**Given exercise**: Find the lines below that contain the string "ustawieniem". Copy each one.

(A run of records)

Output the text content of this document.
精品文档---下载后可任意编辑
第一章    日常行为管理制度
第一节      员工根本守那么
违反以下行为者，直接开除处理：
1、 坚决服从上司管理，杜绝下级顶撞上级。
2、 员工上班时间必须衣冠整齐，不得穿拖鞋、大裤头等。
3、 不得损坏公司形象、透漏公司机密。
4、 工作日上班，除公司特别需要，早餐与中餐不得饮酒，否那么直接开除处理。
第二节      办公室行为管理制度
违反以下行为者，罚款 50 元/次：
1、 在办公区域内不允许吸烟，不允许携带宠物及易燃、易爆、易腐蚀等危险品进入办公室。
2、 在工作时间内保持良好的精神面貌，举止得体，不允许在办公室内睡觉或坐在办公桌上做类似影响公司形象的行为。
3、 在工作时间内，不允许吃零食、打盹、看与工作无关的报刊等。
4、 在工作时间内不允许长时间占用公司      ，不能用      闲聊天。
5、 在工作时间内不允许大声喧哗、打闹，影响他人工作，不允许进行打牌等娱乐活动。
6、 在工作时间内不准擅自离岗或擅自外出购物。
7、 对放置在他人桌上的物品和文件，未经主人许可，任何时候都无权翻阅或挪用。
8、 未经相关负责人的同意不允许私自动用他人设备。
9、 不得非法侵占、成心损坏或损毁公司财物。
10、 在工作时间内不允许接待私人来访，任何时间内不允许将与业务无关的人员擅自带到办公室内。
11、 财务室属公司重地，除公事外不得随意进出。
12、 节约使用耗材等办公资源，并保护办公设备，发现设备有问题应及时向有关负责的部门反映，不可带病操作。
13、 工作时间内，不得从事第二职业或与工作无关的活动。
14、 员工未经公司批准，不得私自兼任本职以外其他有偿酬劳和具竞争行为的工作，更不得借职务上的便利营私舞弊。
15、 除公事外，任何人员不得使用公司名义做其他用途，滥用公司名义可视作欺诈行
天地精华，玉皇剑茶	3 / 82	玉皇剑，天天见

--

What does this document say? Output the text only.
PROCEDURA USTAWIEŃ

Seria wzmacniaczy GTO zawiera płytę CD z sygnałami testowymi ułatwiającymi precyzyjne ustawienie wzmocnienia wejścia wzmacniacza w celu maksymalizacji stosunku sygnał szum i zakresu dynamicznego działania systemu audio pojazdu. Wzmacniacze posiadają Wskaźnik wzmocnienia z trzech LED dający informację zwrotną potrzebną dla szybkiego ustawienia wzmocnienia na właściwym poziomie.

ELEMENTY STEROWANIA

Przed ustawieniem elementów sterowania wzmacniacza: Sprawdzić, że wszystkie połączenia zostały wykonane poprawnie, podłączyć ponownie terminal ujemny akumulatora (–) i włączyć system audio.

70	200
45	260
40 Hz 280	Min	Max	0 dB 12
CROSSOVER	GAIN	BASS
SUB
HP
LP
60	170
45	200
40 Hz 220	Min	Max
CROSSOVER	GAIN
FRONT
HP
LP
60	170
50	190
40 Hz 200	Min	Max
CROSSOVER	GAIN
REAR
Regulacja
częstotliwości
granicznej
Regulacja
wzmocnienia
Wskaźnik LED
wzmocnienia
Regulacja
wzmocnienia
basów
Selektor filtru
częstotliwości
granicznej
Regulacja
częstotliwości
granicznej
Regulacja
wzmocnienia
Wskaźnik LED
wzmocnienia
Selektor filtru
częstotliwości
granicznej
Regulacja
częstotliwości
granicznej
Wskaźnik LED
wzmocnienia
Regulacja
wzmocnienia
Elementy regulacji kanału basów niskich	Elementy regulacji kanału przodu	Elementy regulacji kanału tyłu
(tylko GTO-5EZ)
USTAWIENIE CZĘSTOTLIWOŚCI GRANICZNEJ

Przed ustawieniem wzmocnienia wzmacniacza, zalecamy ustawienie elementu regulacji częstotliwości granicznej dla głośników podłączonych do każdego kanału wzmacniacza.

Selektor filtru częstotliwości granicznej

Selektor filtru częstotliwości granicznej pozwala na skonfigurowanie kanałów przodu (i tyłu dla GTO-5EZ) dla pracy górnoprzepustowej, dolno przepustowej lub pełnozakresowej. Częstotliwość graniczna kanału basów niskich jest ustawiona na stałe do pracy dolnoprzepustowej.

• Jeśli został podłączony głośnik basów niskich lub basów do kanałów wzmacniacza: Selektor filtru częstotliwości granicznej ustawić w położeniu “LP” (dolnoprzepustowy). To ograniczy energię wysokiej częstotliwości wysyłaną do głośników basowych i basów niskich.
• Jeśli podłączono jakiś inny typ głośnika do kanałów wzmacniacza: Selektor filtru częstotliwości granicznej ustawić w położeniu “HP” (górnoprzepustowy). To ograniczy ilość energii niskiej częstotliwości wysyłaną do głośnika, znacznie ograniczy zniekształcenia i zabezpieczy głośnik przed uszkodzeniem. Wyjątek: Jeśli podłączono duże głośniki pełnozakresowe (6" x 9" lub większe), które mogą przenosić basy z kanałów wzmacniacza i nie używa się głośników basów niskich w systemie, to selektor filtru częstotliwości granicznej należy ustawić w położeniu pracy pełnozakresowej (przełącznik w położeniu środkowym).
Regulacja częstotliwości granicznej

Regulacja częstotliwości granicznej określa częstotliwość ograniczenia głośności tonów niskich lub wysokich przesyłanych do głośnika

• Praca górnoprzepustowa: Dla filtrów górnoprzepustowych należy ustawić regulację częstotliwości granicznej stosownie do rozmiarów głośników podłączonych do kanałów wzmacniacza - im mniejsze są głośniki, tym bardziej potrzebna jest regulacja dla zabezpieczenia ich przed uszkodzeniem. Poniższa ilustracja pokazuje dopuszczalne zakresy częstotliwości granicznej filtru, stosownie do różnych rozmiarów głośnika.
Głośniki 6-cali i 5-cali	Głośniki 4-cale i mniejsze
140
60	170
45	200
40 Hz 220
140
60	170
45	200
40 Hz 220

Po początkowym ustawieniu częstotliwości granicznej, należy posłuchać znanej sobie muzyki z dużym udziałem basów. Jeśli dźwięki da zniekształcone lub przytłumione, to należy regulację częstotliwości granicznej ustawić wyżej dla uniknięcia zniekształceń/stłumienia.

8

**Answer for this exercise**:
Przed ustawieniem elementów sterowania wzmacniacza: Sprawdzić, że wszystkie połączenia zostały wykonane poprawnie, podłączyć ponownie terminal ujemny akumulatora (–) i włączyć system audio.
Przed ustawieniem wzmocnienia wzmacniacza, zalecamy ustawienie elementu regulacji częstotliwości granicznej dla głośników podłączonych do każdego kanału wzmacniacza.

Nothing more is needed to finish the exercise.